» Problem details
Copy each entry as it stands, leaving nothing out.

» Material for this task
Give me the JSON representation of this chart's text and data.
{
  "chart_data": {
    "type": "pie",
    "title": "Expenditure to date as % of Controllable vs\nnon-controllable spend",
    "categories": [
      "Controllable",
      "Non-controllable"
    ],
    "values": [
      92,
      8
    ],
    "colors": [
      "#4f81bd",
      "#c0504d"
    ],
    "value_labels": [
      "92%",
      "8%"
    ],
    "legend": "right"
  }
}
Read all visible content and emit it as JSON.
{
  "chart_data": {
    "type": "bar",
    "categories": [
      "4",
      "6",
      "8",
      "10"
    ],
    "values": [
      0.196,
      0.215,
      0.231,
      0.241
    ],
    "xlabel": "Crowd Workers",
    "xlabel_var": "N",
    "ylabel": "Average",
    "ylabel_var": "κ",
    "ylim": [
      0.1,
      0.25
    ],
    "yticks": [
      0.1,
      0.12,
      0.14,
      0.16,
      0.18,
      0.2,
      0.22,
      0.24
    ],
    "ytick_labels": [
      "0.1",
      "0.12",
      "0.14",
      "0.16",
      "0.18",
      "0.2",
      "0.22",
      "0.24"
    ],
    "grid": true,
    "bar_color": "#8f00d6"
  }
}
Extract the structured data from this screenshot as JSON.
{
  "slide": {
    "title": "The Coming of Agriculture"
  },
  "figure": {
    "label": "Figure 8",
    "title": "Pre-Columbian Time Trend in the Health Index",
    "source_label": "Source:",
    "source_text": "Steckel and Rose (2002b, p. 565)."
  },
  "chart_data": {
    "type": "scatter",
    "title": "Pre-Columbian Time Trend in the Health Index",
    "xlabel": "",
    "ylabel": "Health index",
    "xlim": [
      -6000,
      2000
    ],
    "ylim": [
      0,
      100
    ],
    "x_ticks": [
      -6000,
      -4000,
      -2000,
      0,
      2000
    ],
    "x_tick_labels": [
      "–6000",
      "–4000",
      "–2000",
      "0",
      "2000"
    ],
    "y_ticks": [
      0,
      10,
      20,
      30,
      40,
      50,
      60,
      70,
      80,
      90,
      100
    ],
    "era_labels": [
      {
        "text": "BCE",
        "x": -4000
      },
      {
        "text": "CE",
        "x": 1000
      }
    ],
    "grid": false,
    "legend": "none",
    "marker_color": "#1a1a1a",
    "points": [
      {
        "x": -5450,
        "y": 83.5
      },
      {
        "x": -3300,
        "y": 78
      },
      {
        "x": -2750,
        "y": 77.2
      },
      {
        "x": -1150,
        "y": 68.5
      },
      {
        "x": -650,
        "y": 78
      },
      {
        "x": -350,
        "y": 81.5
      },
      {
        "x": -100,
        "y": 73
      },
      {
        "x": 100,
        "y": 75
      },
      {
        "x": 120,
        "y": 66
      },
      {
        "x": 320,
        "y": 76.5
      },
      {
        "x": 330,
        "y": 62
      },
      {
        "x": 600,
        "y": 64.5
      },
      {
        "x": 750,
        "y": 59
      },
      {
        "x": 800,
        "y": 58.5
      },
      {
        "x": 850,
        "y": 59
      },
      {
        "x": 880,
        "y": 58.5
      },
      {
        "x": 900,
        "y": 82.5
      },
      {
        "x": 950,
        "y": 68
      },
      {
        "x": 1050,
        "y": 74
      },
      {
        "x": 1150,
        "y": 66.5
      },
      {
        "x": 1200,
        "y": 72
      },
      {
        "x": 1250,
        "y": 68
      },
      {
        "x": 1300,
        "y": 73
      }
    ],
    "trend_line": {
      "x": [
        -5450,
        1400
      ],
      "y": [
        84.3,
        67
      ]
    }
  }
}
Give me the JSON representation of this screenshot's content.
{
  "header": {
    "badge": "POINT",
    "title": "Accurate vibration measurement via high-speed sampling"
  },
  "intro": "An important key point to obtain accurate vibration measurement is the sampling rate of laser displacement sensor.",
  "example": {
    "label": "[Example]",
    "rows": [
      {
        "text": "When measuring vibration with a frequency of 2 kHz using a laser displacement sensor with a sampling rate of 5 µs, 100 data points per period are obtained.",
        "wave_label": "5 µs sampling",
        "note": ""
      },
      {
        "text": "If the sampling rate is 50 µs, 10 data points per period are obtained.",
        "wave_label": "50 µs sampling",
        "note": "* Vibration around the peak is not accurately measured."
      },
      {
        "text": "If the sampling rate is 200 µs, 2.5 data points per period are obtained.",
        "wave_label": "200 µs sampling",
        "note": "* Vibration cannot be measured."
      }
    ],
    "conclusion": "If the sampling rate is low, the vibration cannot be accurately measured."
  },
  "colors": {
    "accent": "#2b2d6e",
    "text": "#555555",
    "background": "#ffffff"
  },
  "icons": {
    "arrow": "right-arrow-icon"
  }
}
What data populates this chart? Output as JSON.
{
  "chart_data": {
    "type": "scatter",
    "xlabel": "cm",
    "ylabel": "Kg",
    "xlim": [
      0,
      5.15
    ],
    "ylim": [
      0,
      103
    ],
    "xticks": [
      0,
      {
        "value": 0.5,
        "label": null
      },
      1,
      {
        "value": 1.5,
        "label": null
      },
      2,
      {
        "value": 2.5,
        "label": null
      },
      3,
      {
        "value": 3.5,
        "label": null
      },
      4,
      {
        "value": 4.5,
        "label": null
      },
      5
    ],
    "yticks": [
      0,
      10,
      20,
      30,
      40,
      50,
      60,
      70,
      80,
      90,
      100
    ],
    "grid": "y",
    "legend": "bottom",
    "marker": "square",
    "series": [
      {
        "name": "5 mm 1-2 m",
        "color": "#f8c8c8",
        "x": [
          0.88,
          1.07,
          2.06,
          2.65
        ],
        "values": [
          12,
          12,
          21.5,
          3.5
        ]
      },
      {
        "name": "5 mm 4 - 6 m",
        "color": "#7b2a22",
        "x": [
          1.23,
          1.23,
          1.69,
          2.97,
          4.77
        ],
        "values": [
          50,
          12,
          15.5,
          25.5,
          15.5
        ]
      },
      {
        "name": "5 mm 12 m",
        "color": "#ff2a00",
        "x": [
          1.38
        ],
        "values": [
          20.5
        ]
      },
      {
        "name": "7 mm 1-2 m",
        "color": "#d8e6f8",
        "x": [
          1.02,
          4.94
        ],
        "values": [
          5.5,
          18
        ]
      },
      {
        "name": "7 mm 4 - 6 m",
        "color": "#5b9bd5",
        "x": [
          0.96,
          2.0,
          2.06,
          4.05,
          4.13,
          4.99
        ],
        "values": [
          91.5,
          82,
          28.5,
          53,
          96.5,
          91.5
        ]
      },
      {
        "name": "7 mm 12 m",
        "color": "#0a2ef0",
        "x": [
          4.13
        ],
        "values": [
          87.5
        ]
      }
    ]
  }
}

» Response below
Give me the JSON representation of this chart's text and data.
{
  "chart_data": {
    "type": "pie",
    "title": "Expenditure to date as % of Controllable vs\nnon-controllable spend",
    "categories": [
      "Controllable",
      "Non-controllable"
    ],
    "values": [
      92,
      8
    ],
    "colors": [
      "#4f81bd",
      "#c0504d"
    ],
    "value_labels": [
      "92%",
      "8%"
    ],
    "legend": "right"
  }
}
Read all visible content and emit it as JSON.
{
  "chart_data": {
    "type": "bar",
    "categories": [
      "4",
      "6",
      "8",
      "10"
    ],
    "values": [
      0.196,
      0.215,
      0.231,
      0.241
    ],
    "xlabel": "Crowd Workers",
    "xlabel_var": "N",
    "ylabel": "Average",
    "ylabel_var": "κ",
    "ylim": [
      0.1,
      0.25
    ],
    "yticks": [
      0.1,
      0.12,
      0.14,
      0.16,
      0.18,
      0.2,
      0.22,
      0.24
    ],
    "ytick_labels": [
      "0.1",
      "0.12",
      "0.14",
      "0.16",
      "0.18",
      "0.2",
      "0.22",
      "0.24"
    ],
    "grid": true,
    "bar_color": "#8f00d6"
  }
}
Extract the structured data from this screenshot as JSON.
{
  "slide": {
    "title": "The Coming of Agriculture"
  },
  "figure": {
    "label": "Figure 8",
    "title": "Pre-Columbian Time Trend in the Health Index",
    "source_label": "Source:",
    "source_text": "Steckel and Rose (2002b, p. 565)."
  },
  "chart_data": {
    "type": "scatter",
    "title": "Pre-Columbian Time Trend in the Health Index",
    "xlabel": "",
    "ylabel": "Health index",
    "xlim": [
      -6000,
      2000
    ],
    "ylim": [
      0,
      100
    ],
    "x_ticks": [
      -6000,
      -4000,
      -2000,
      0,
      2000
    ],
    "x_tick_labels": [
      "–6000",
      "–4000",
      "–2000",
      "0",
      "2000"
    ],
    "y_ticks": [
      0,
      10,
      20,
      30,
      40,
      50,
      60,
      70,
      80,
      90,
      100
    ],
    "era_labels": [
      {
        "text": "BCE",
        "x": -4000
      },
      {
        "text": "CE",
        "x": 1000
      }
    ],
    "grid": false,
    "legend": "none",
    "marker_color": "#1a1a1a",
    "points": [
      {
        "x": -5450,
        "y": 83.5
      },
      {
        "x": -3300,
        "y": 78
      },
      {
        "x": -2750,
        "y": 77.2
      },
      {
        "x": -1150,
        "y": 68.5
      },
      {
        "x": -650,
        "y": 78
      },
      {
        "x": -350,
        "y": 81.5
      },
      {
        "x": -100,
        "y": 73
      },
      {
        "x": 100,
        "y": 75
      },
      {
        "x": 120,
        "y": 66
      },
      {
        "x": 320,
        "y": 76.5
      },
      {
        "x": 330,
        "y": 62
      },
      {
        "x": 600,
        "y": 64.5
      },
      {
        "x": 750,
        "y": 59
      },
      {
        "x": 800,
        "y": 58.5
      },
      {
        "x": 850,
        "y": 59
      },
      {
        "x": 880,
        "y": 58.5
      },
      {
        "x": 900,
        "y": 82.5
      },
      {
        "x": 950,
        "y": 68
      },
      {
        "x": 1050,
        "y": 74
      },
      {
        "x": 1150,
        "y": 66.5
      },
      {
        "x": 1200,
        "y": 72
      },
      {
        "x": 1250,
        "y": 68
      },
      {
        "x": 1300,
        "y": 73
      }
    ],
    "trend_line": {
      "x": [
        -5450,
        1400
      ],
      "y": [
        84.3,
        67
      ]
    }
  }
}
Give me the JSON representation of this screenshot's content.
{
  "header": {
    "badge": "POINT",
    "title": "Accurate vibration measurement via high-speed sampling"
  },
  "intro": "An important key point to obtain accurate vibration measurement is the sampling rate of laser displacement sensor.",
  "example": {
    "label": "[Example]",
    "rows": [
      {
        "text": "When measuring vibration with a frequency of 2 kHz using a laser displacement sensor with a sampling rate of 5 µs, 100 data points per period are obtained.",
        "wave_label": "5 µs sampling",
        "note": ""
      },
      {
        "text": "If the sampling rate is 50 µs, 10 data points per period are obtained.",
        "wave_label": "50 µs sampling",
        "note": "* Vibration around the peak is not accurately measured."
      },
      {
        "text": "If the sampling rate is 200 µs, 2.5 data points per period are obtained.",
        "wave_label": "200 µs sampling",
        "note": "* Vibration cannot be measured."
      }
    ],
    "conclusion": "If the sampling rate is low, the vibration cannot be accurately measured."
  },
  "colors": {
    "accent": "#2b2d6e",
    "text": "#555555",
    "background": "#ffffff"
  },
  "icons": {
    "arrow": "right-arrow-icon"
  }
}
What data populates this chart? Output as JSON.
{
  "chart_data": {
    "type": "scatter",
    "xlabel": "cm",
    "ylabel": "Kg",
    "xlim": [
      0,
      5.15
    ],
    "ylim": [
      0,
      103
    ],
    "xticks": [
      0,
      {
        "value": 0.5,
        "label": null
      },
      1,
      {
        "value": 1.5,
        "label": null
      },
      2,
      {
        "value": 2.5,
        "label": null
      },
      3,
      {
        "value": 3.5,
        "label": null
      },
      4,
      {
        "value": 4.5,
        "label": null
      },
      5
    ],
    "yticks": [
      0,
      10,
      20,
      30,
      40,
      50,
      60,
      70,
      80,
      90,
      100
    ],
    "grid": "y",
    "legend": "bottom",
    "marker": "square",
    "series": [
      {
        "name": "5 mm 1-2 m",
        "color": "#f8c8c8",
        "x": [
          0.88,
          1.07,
          2.06,
          2.65
        ],
        "values": [
          12,
          12,
          21.5,
          3.5
        ]
      },
      {
        "name": "5 mm 4 - 6 m",
        "color": "#7b2a22",
        "x": [
          1.23,
          1.23,
          1.69,
          2.97,
          4.77
        ],
        "values": [
          50,
          12,
          15.5,
          25.5,
          15.5
        ]
      },
      {
        "name": "5 mm 12 m",
        "color": "#ff2a00",
        "x": [
          1.38
        ],
        "values": [
          20.5
        ]
      },
      {
        "name": "7 mm 1-2 m",
        "color": "#d8e6f8",
        "x": [
          1.02,
          4.94
        ],
        "values": [
          5.5,
          18
        ]
      },
      {
        "name": "7 mm 4 - 6 m",
        "color": "#5b9bd5",
        "x": [
          0.96,
          2.0,
          2.06,
          4.05,
          4.13,
          4.99
        ],
        "values": [
          91.5,
          82,
          28.5,
          53,
          96.5,
          91.5
        ]
      },
      {
        "name": "7 mm 12 m",
        "color": "#0a2ef0",
        "x": [
          4.13
        ],
        "values": [
          87.5
        ]
      }
    ]
  }
}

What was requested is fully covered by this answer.